# YOUR OBJECTIVE:
Take each line containing the word "page" and copy it.
□ □ □ □ □
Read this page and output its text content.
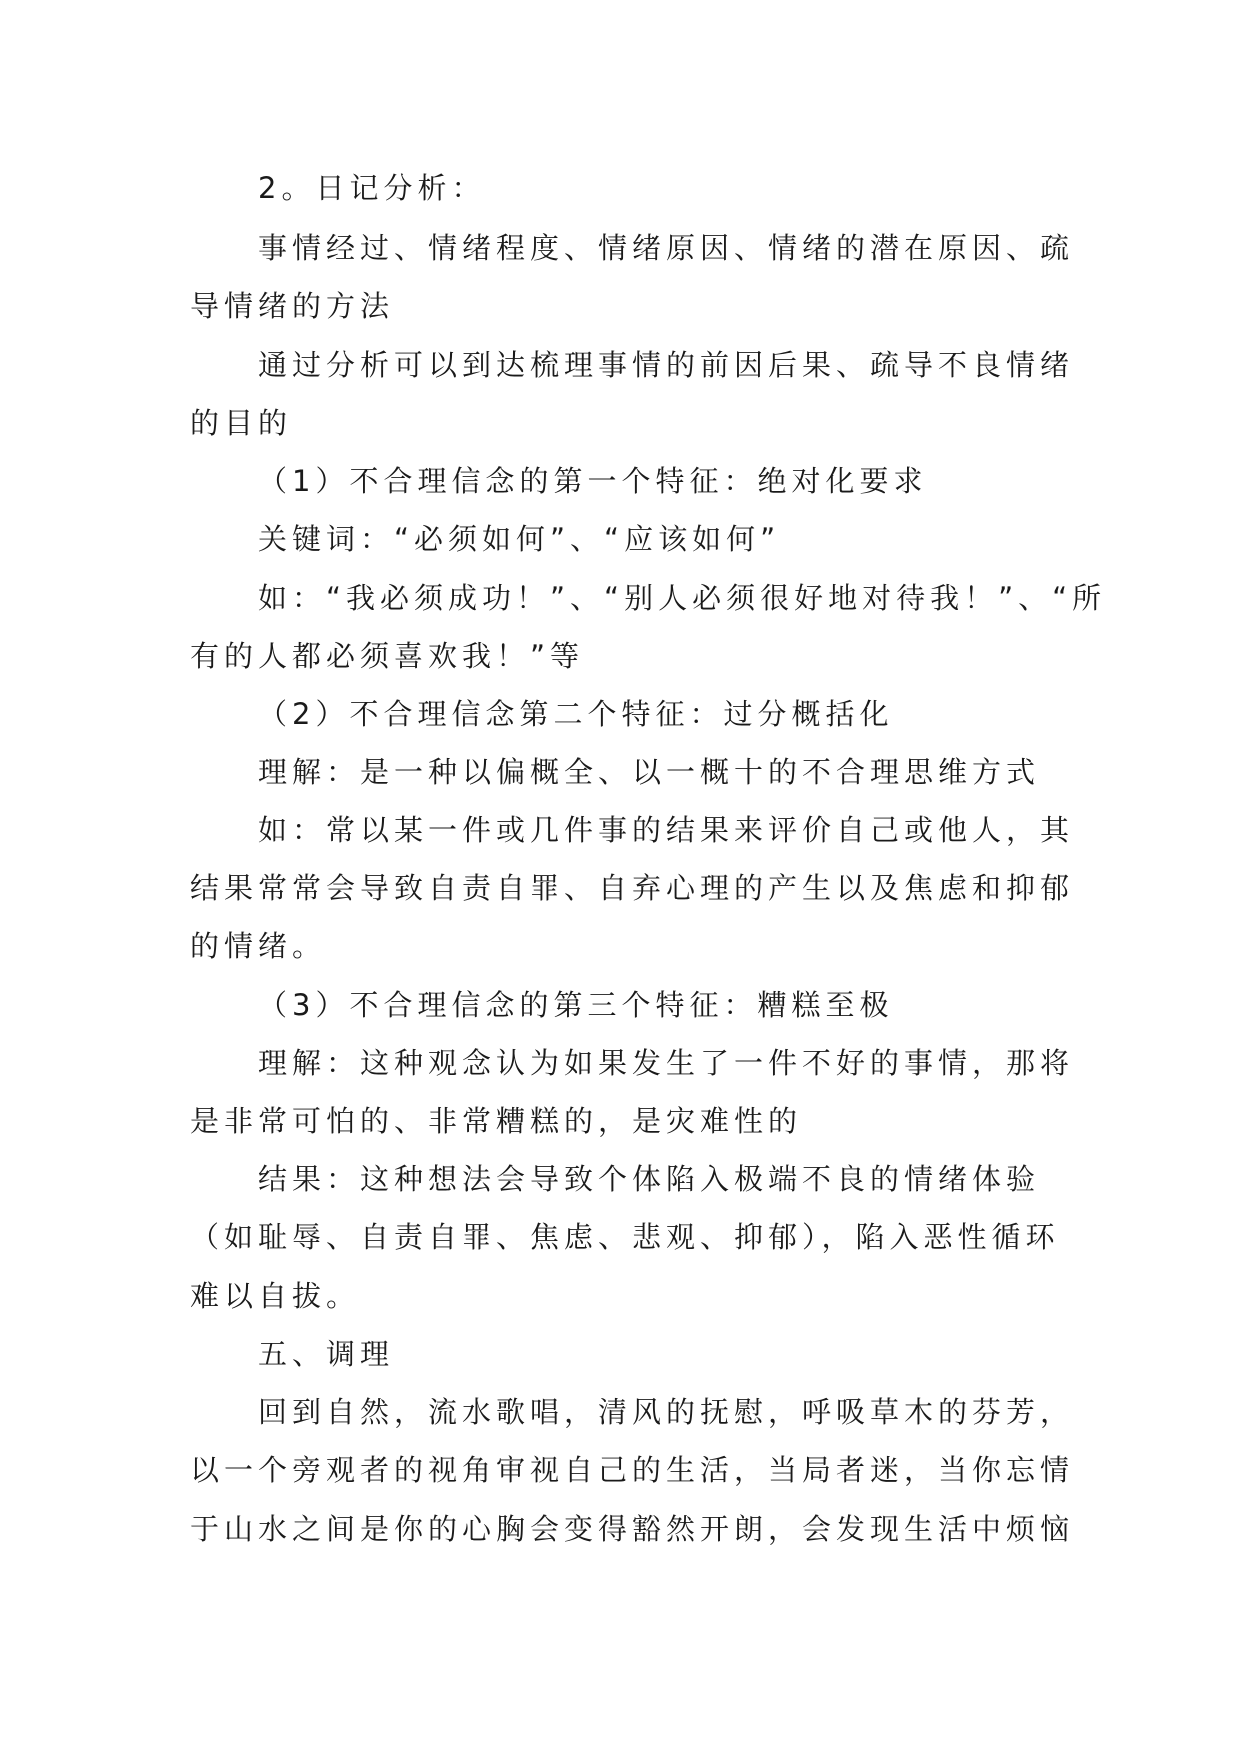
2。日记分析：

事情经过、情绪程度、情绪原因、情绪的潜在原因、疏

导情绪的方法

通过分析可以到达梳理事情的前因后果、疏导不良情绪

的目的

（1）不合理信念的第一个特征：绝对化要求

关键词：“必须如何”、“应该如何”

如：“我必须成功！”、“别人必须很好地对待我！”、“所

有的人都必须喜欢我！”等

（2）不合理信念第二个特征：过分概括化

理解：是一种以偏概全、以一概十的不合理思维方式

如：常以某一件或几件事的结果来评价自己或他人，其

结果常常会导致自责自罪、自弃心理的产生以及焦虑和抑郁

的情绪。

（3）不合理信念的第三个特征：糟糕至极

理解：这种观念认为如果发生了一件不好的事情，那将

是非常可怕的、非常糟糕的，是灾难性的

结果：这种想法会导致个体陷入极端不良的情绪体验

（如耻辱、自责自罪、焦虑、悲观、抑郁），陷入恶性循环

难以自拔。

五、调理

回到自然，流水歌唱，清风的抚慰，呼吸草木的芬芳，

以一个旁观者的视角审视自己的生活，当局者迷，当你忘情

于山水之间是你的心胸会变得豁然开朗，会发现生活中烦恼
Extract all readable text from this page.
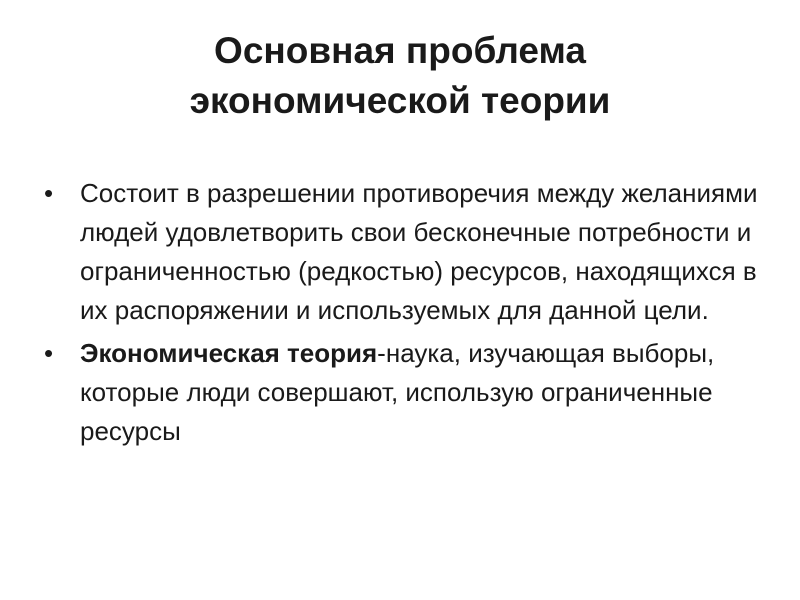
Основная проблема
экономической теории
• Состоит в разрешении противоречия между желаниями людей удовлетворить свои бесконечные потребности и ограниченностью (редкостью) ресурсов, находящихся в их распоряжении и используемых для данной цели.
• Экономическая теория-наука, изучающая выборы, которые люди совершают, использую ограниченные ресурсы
□ □ □ □ □
# FINISHED EXERCISE:
Read this page and output its text content.
Extract all readable text from this page.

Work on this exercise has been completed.